"""

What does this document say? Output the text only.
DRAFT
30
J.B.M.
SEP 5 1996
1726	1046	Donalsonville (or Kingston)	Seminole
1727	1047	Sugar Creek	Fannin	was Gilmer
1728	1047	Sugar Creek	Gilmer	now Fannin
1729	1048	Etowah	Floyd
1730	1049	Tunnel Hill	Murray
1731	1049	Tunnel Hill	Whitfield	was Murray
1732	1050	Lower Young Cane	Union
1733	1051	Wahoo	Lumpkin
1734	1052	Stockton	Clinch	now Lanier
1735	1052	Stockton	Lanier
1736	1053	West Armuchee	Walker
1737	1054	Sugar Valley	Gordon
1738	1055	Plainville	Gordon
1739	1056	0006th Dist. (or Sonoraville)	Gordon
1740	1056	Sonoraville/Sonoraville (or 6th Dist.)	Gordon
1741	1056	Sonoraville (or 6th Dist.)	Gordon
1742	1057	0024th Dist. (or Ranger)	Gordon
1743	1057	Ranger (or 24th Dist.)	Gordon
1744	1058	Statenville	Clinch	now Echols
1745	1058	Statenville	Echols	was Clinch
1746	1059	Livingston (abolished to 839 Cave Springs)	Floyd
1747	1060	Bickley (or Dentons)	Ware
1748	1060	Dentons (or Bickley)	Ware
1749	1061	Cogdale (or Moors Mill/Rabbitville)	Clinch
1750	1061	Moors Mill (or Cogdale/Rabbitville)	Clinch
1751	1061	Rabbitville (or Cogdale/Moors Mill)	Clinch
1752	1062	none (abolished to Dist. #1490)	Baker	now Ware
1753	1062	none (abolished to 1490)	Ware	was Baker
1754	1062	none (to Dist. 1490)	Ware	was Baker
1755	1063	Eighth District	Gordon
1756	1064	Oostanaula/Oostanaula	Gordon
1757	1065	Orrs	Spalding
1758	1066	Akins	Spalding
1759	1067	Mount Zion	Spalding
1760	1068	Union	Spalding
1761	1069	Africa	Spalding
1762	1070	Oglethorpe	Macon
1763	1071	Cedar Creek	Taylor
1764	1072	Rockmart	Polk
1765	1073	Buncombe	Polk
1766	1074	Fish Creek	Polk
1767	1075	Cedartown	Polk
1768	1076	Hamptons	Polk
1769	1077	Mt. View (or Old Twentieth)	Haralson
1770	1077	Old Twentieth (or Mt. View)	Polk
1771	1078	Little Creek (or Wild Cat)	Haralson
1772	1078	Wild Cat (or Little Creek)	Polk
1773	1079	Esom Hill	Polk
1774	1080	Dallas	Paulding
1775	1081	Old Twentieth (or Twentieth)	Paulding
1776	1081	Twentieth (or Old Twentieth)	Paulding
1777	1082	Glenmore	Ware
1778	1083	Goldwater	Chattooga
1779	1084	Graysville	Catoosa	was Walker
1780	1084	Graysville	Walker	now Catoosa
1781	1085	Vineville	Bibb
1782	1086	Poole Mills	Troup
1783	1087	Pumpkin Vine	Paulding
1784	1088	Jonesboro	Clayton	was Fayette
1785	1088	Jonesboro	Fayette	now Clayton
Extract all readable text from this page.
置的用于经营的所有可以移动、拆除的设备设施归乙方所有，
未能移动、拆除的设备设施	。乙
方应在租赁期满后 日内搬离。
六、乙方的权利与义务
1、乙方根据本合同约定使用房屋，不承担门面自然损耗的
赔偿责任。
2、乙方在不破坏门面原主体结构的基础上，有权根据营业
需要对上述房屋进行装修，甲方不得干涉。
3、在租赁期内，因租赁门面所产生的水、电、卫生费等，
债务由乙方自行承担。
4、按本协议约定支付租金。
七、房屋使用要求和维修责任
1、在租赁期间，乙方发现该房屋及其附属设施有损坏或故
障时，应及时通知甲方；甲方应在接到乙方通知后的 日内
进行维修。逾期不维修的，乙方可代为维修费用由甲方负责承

"""

(Required work): Every record above should be output exactly.

(Response to the exercise):
What does this document say? Output the text only.
DRAFT
30
J.B.M.
SEP 5 1996
1726	1046	Donalsonville (or Kingston)	Seminole
1727	1047	Sugar Creek	Fannin	was Gilmer
1728	1047	Sugar Creek	Gilmer	now Fannin
1729	1048	Etowah	Floyd
1730	1049	Tunnel Hill	Murray
1731	1049	Tunnel Hill	Whitfield	was Murray
1732	1050	Lower Young Cane	Union
1733	1051	Wahoo	Lumpkin
1734	1052	Stockton	Clinch	now Lanier
1735	1052	Stockton	Lanier
1736	1053	West Armuchee	Walker
1737	1054	Sugar Valley	Gordon
1738	1055	Plainville	Gordon
1739	1056	0006th Dist. (or Sonoraville)	Gordon
1740	1056	Sonoraville/Sonoraville (or 6th Dist.)	Gordon
1741	1056	Sonoraville (or 6th Dist.)	Gordon
1742	1057	0024th Dist. (or Ranger)	Gordon
1743	1057	Ranger (or 24th Dist.)	Gordon
1744	1058	Statenville	Clinch	now Echols
1745	1058	Statenville	Echols	was Clinch
1746	1059	Livingston (abolished to 839 Cave Springs)	Floyd
1747	1060	Bickley (or Dentons)	Ware
1748	1060	Dentons (or Bickley)	Ware
1749	1061	Cogdale (or Moors Mill/Rabbitville)	Clinch
1750	1061	Moors Mill (or Cogdale/Rabbitville)	Clinch
1751	1061	Rabbitville (or Cogdale/Moors Mill)	Clinch
1752	1062	none (abolished to Dist. #1490)	Baker	now Ware
1753	1062	none (abolished to 1490)	Ware	was Baker
1754	1062	none (to Dist. 1490)	Ware	was Baker
1755	1063	Eighth District	Gordon
1756	1064	Oostanaula/Oostanaula	Gordon
1757	1065	Orrs	Spalding
1758	1066	Akins	Spalding
1759	1067	Mount Zion	Spalding
1760	1068	Union	Spalding
1761	1069	Africa	Spalding
1762	1070	Oglethorpe	Macon
1763	1071	Cedar Creek	Taylor
1764	1072	Rockmart	Polk
1765	1073	Buncombe	Polk
1766	1074	Fish Creek	Polk
1767	1075	Cedartown	Polk
1768	1076	Hamptons	Polk
1769	1077	Mt. View (or Old Twentieth)	Haralson
1770	1077	Old Twentieth (or Mt. View)	Polk
1771	1078	Little Creek (or Wild Cat)	Haralson
1772	1078	Wild Cat (or Little Creek)	Polk
1773	1079	Esom Hill	Polk
1774	1080	Dallas	Paulding
1775	1081	Old Twentieth (or Twentieth)	Paulding
1776	1081	Twentieth (or Old Twentieth)	Paulding
1777	1082	Glenmore	Ware
1778	1083	Goldwater	Chattooga
1779	1084	Graysville	Catoosa	was Walker
1780	1084	Graysville	Walker	now Catoosa
1781	1085	Vineville	Bibb
1782	1086	Poole Mills	Troup
1783	1087	Pumpkin Vine	Paulding
1784	1088	Jonesboro	Clayton	was Fayette
1785	1088	Jonesboro	Fayette	now Clayton
Extract all readable text from this page.
置的用于经营的所有可以移动、拆除的设备设施归乙方所有，
未能移动、拆除的设备设施	。乙
方应在租赁期满后 日内搬离。
六、乙方的权利与义务
1、乙方根据本合同约定使用房屋，不承担门面自然损耗的
赔偿责任。
2、乙方在不破坏门面原主体结构的基础上，有权根据营业
需要对上述房屋进行装修，甲方不得干涉。
3、在租赁期内，因租赁门面所产生的水、电、卫生费等，
债务由乙方自行承担。
4、按本协议约定支付租金。
七、房屋使用要求和维修责任
1、在租赁期间，乙方发现该房屋及其附属设施有损坏或故
障时，应及时通知甲方；甲方应在接到乙方通知后的 日内
进行维修。逾期不维修的，乙方可代为维修费用由甲方负责承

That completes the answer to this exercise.